--- DIRECTIONS FOR THIS TASK ---
Please reproduce the records verbatim, from their first line through the line containing "Point [146,599,169,614]", including that line.

--- GIVEN RECORDS ---
——————

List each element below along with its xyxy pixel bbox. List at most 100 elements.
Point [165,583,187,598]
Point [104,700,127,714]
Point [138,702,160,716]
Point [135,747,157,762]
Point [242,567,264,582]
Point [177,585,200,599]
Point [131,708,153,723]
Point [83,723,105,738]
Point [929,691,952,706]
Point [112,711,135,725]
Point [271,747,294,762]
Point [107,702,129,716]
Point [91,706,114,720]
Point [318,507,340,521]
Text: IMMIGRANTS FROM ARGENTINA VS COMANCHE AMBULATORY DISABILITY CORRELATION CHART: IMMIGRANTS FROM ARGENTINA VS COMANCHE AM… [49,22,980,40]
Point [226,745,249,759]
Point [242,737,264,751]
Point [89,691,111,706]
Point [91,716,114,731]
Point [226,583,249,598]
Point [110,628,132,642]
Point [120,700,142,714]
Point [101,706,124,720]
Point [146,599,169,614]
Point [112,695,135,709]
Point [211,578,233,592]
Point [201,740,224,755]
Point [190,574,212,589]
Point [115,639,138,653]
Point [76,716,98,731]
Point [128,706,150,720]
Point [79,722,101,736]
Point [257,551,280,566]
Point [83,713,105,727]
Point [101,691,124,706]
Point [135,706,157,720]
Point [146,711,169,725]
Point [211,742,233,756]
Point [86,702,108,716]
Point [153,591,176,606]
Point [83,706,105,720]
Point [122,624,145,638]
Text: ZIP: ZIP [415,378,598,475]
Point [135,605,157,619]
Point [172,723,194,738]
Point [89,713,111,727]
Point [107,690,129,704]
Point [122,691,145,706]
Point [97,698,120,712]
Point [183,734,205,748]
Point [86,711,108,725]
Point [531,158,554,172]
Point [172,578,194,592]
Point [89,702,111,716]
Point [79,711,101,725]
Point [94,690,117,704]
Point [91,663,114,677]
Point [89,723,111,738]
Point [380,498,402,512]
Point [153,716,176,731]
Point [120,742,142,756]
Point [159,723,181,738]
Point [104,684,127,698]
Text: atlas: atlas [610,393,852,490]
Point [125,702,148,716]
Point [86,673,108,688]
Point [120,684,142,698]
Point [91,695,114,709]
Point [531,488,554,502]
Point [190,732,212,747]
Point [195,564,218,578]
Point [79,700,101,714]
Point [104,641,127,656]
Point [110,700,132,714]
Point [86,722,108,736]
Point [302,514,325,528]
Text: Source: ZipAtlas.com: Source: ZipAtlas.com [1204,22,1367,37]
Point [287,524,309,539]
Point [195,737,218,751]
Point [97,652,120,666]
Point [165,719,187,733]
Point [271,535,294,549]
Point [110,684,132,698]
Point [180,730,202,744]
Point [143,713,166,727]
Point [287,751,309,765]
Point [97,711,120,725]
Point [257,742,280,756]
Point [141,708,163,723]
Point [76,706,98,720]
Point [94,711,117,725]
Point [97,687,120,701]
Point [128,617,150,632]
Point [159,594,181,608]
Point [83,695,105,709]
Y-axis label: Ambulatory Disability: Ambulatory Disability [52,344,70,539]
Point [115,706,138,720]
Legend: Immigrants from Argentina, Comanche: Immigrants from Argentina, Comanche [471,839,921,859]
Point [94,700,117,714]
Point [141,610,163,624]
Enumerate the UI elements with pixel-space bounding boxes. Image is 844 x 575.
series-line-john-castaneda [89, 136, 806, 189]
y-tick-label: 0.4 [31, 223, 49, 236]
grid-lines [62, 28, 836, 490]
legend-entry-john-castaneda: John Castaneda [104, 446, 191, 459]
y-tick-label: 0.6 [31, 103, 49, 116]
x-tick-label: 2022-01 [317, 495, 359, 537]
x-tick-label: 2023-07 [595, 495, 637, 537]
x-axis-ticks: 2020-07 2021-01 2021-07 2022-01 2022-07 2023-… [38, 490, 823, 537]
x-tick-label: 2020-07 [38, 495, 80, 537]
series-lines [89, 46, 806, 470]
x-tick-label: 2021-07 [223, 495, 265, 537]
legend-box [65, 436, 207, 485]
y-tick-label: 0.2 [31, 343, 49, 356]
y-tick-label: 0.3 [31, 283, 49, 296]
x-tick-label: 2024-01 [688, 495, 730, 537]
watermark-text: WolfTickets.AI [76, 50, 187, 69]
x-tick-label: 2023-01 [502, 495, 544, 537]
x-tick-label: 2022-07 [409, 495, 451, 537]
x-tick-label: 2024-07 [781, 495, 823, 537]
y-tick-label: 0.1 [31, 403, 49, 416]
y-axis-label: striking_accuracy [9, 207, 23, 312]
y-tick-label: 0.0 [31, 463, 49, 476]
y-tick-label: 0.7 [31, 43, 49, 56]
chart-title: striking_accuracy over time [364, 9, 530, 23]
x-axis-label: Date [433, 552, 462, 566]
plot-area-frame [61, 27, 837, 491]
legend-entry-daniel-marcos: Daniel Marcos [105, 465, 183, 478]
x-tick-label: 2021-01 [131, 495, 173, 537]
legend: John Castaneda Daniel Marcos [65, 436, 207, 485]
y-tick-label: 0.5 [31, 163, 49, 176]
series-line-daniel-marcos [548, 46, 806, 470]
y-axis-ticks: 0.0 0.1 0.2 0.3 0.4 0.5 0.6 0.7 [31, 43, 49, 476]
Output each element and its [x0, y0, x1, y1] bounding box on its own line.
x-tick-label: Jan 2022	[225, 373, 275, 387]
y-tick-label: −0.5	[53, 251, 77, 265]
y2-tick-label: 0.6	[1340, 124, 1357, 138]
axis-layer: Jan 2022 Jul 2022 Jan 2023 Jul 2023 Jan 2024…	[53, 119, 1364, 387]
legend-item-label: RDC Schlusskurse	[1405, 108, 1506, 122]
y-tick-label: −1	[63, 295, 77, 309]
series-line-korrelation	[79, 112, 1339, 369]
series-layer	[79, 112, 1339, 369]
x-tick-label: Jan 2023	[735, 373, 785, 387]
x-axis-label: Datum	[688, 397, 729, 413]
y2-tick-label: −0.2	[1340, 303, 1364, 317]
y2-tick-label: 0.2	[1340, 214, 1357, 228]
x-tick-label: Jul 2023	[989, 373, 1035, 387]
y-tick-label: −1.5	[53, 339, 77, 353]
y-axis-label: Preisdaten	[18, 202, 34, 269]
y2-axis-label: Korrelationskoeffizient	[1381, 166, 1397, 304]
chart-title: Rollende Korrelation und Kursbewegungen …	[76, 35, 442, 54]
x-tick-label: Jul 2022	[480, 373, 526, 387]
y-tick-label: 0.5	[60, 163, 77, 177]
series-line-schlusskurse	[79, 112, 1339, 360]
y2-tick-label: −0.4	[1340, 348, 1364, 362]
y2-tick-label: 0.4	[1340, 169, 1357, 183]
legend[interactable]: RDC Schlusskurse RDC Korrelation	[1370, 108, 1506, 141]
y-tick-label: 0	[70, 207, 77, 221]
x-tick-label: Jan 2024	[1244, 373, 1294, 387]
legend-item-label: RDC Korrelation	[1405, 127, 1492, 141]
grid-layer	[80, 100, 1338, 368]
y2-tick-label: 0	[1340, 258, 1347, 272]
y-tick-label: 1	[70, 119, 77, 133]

——————

--- SOLUTION ---
List each element below along with its xyxy pixel bbox. List at most 100 elements.
Point [165,583,187,598]
Point [104,700,127,714]
Point [138,702,160,716]
Point [135,747,157,762]
Point [242,567,264,582]
Point [177,585,200,599]
Point [131,708,153,723]
Point [83,723,105,738]
Point [929,691,952,706]
Point [112,711,135,725]
Point [271,747,294,762]
Point [107,702,129,716]
Point [91,706,114,720]
Point [318,507,340,521]
Text: IMMIGRANTS FROM ARGENTINA VS COMANCHE AMBULATORY DISABILITY CORRELATION CHART: IMMIGRANTS FROM ARGENTINA VS COMANCHE AM… [49,22,980,40]
Point [226,745,249,759]
Point [242,737,264,751]
Point [89,691,111,706]
Point [91,716,114,731]
Point [226,583,249,598]
Point [110,628,132,642]
Point [120,700,142,714]
Point [101,706,124,720]
Point [146,599,169,614]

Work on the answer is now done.